Pictures stay out of the copy; set down each line of the listing below exactly.

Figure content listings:
+ + + + +

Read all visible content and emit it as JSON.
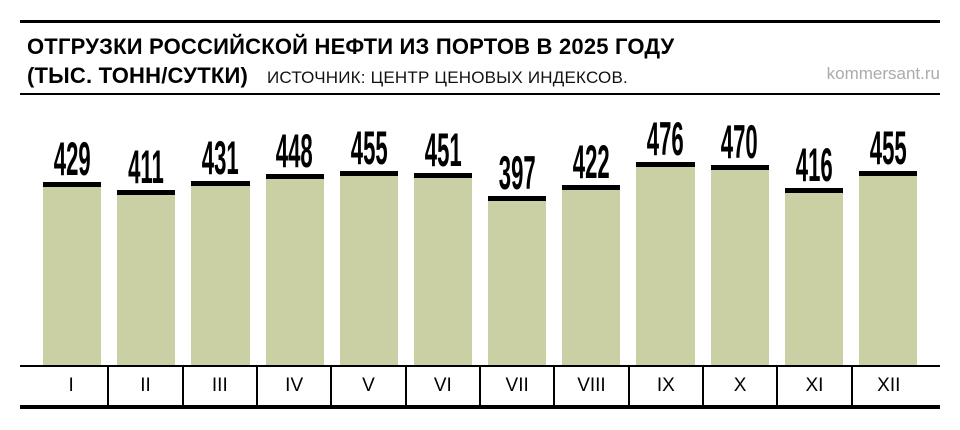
{
  "header": {
    "title_line1": "ОТГРУЗКИ РОССИЙСКОЙ НЕФТИ ИЗ ПОРТОВ В 2025 ГОДУ",
    "title_line2": "(ТЫС. ТОНН/СУТКИ)",
    "source": "ИСТОЧНИК: ЦЕНТР ЦЕНОВЫХ ИНДЕКСОВ.",
    "site": "kommersant.ru"
  },
  "colors": {
    "bar_fill": "#cbd0a4",
    "line_black": "#000000",
    "site_gray": "#ababab"
  },
  "chart_data": {
    "type": "bar",
    "title": "ОТГРУЗКИ РОССИЙСКОЙ НЕФТИ ИЗ ПОРТОВ В 2025 ГОДУ (ТЫС. ТОНН/СУТКИ)",
    "source": "ИСТОЧНИК: ЦЕНТР ЦЕНОВЫХ ИНДЕКСОВ.",
    "categories": [
      "I",
      "II",
      "III",
      "IV",
      "V",
      "VI",
      "VII",
      "VIII",
      "IX",
      "X",
      "XI",
      "XII"
    ],
    "values": [
      429,
      411,
      431,
      448,
      455,
      451,
      397,
      422,
      476,
      470,
      416,
      455
    ],
    "xlabel": "",
    "ylabel": "",
    "ylim": [
      0,
      476
    ],
    "grid": false,
    "legend": false,
    "value_labels": true,
    "bar_color": "#cbd0a4",
    "bar_cap_color": "#000000"
  }
}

+ + + + +

● **ANSWER FOR THIS EXERCISE**
Read all visible content and emit it as JSON.
{
  "header": {
    "title_line1": "ОТГРУЗКИ РОССИЙСКОЙ НЕФТИ ИЗ ПОРТОВ В 2025 ГОДУ",
    "title_line2": "(ТЫС. ТОНН/СУТКИ)",
    "source": "ИСТОЧНИК: ЦЕНТР ЦЕНОВЫХ ИНДЕКСОВ.",
    "site": "kommersant.ru"
  },
  "colors": {
    "bar_fill": "#cbd0a4",
    "line_black": "#000000",
    "site_gray": "#ababab"
  },
  "chart_data": {
    "type": "bar",
    "title": "ОТГРУЗКИ РОССИЙСКОЙ НЕФТИ ИЗ ПОРТОВ В 2025 ГОДУ (ТЫС. ТОНН/СУТКИ)",
    "source": "ИСТОЧНИК: ЦЕНТР ЦЕНОВЫХ ИНДЕКСОВ.",
    "categories": [
      "I",
      "II",
      "III",
      "IV",
      "V",
      "VI",
      "VII",
      "VIII",
      "IX",
      "X",
      "XI",
      "XII"
    ],
    "values": [
      429,
      411,
      431,
      448,
      455,
      451,
      397,
      422,
      476,
      470,
      416,
      455
    ],
    "xlabel": "",
    "ylabel": "",
    "ylim": [
      0,
      476
    ],
    "grid": false,
    "legend": false,
    "value_labels": true,
    "bar_color": "#cbd0a4",
    "bar_cap_color": "#000000"
  }
}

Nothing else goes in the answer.